» Short problem
List all lines in the material below that contain "Bohumína".

» Data for this exercise
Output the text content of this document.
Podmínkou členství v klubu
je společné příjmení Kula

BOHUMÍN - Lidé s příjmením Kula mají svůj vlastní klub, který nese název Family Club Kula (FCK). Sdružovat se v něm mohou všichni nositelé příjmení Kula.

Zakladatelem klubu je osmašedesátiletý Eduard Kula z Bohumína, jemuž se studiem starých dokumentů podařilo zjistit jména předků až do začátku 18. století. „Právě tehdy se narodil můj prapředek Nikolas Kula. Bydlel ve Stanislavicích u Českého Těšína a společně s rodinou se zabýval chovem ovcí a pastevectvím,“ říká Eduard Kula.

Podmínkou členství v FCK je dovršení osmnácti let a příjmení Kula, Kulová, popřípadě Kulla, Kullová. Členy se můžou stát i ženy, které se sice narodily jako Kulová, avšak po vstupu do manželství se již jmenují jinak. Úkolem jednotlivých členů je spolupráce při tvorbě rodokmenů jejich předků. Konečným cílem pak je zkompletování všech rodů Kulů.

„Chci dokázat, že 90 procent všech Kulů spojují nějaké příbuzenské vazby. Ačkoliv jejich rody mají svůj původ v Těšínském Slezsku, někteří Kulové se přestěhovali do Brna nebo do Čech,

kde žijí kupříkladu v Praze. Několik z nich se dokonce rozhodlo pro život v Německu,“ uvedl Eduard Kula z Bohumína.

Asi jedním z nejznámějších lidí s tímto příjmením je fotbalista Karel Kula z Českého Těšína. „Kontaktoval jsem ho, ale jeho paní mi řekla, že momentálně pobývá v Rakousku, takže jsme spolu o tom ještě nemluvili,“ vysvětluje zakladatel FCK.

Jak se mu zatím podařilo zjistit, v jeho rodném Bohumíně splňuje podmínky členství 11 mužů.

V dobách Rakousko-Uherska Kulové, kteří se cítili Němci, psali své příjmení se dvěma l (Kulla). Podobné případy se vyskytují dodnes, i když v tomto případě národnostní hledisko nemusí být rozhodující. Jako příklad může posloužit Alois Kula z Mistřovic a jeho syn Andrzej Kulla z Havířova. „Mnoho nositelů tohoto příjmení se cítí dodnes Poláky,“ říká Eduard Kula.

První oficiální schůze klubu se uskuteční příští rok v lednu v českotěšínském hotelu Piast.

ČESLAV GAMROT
--
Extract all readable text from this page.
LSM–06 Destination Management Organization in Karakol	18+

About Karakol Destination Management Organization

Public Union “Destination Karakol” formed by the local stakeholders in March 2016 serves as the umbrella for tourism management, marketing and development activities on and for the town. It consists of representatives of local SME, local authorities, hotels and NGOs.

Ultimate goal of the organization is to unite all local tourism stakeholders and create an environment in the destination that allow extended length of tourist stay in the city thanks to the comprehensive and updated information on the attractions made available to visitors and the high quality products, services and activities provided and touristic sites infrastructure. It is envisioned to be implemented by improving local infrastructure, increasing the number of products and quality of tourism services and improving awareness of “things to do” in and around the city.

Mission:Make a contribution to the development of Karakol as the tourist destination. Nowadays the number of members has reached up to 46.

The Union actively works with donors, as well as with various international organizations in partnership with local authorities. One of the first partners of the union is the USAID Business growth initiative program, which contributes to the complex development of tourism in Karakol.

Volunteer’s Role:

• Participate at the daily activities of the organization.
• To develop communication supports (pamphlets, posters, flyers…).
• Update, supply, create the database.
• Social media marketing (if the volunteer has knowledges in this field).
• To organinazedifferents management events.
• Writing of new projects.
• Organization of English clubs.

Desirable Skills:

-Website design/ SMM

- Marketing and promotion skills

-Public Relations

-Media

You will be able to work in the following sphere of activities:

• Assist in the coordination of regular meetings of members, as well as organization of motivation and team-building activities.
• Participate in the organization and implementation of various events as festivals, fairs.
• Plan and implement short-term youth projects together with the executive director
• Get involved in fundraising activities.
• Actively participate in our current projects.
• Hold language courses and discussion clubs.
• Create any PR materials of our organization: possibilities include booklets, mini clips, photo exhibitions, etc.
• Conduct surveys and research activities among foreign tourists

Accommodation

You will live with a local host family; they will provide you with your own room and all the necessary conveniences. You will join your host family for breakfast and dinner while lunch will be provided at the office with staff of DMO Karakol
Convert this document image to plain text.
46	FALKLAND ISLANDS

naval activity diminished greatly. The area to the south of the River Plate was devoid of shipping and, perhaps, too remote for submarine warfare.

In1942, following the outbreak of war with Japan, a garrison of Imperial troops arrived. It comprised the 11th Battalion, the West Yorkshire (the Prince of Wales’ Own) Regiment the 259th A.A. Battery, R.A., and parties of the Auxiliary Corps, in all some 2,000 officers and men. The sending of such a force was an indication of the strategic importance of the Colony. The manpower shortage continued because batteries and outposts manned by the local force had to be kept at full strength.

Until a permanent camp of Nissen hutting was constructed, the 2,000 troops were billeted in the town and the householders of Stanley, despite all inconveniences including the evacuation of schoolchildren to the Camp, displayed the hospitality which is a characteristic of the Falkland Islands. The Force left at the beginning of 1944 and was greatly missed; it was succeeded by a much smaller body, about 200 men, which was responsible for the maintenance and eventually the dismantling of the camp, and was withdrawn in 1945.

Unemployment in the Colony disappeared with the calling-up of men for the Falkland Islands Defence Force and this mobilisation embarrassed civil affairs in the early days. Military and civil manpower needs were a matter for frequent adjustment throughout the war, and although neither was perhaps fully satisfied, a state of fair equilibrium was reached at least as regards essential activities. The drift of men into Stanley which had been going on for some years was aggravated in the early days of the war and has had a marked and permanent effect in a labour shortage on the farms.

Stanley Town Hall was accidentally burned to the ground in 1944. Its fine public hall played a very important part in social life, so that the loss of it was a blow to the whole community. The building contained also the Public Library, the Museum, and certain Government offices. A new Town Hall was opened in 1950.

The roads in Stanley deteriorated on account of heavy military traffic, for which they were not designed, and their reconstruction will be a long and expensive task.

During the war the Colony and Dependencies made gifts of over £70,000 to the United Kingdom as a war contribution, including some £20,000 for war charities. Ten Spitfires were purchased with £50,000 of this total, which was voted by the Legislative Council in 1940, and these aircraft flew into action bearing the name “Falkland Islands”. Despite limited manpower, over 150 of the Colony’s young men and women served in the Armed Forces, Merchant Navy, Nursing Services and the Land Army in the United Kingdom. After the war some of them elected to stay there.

» Output below
Zakladatelem klubu je osmašedesátiletý Eduard Kula z Bohumína, jemuž se studiem starých dokumentů podařilo zjistit jména předků až do začátku 18. století. „Právě tehdy se narodil můj prapředek Nikolas Kula. Bydlel ve Stanislavicích u Českého Těšína a společně s rodinou se zabýval chovem ovcí a pastevectvím,“ říká Eduard Kula.
kde žijí kupříkladu v Praze. Několik z nich se dokonce rozhodlo pro život v Německu,“ uvedl Eduard Kula z Bohumína.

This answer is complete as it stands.